◆ YOUR INSTRUCTIONS: Pull out every line in the entries that contains the string "XebuBothSAX". Case counts.

══ TASK DATA

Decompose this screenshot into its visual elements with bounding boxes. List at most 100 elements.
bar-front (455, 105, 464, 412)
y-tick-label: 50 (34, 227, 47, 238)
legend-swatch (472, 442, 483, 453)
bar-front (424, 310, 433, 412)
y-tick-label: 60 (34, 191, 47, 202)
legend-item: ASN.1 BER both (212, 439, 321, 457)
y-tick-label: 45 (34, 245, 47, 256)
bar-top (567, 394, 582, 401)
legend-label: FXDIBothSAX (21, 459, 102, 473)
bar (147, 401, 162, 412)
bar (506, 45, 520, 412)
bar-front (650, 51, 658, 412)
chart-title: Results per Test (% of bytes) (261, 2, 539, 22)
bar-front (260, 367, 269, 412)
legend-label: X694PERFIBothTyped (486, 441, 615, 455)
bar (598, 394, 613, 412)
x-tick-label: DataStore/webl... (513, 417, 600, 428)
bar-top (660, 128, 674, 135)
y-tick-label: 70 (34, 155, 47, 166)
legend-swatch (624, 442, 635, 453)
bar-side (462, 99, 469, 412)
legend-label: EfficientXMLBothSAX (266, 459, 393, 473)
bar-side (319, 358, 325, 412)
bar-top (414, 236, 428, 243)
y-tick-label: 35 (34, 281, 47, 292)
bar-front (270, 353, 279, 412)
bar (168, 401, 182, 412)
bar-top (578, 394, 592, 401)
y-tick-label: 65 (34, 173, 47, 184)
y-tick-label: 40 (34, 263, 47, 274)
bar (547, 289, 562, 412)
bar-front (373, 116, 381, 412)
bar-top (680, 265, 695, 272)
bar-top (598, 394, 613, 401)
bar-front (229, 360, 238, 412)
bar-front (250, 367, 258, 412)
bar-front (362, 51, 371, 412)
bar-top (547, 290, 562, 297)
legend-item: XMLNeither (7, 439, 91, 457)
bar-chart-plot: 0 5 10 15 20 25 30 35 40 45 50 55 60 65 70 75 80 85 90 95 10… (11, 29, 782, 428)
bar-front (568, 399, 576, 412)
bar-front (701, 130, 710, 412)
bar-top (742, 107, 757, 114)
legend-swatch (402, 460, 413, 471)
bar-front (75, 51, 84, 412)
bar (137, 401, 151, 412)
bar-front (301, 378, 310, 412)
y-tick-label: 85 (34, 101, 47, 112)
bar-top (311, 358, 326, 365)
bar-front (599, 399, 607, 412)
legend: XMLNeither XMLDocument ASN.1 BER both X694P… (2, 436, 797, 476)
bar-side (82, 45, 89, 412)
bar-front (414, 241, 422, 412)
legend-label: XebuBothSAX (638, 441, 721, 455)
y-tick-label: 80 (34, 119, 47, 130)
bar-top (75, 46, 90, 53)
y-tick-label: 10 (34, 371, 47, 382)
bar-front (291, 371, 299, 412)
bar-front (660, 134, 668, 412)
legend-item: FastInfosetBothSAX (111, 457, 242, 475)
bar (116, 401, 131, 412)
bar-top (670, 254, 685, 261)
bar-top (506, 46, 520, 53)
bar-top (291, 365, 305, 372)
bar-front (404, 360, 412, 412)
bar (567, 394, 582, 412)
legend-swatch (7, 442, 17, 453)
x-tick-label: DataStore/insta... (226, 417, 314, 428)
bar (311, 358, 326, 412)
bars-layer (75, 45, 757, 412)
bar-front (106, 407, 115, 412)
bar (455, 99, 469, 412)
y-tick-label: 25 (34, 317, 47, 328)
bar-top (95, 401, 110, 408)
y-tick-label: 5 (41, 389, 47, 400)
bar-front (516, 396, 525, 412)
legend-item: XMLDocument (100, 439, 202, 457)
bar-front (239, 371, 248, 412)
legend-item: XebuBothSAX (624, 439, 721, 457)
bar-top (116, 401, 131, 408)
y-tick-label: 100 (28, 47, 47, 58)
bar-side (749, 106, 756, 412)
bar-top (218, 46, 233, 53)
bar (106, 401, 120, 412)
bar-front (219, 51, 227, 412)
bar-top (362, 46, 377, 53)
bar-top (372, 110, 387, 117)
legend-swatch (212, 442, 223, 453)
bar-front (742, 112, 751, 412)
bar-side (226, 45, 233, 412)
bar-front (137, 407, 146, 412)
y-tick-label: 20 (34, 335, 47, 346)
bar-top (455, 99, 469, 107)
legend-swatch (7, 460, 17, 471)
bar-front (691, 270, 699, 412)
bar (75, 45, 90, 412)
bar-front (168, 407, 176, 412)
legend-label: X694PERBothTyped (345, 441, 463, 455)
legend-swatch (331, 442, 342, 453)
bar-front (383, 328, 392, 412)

════

◆ EXPECTED ANSWER:
legend-label: XebuBothSAX (638, 441, 721, 455)
legend-item: XebuBothSAX (624, 439, 721, 457)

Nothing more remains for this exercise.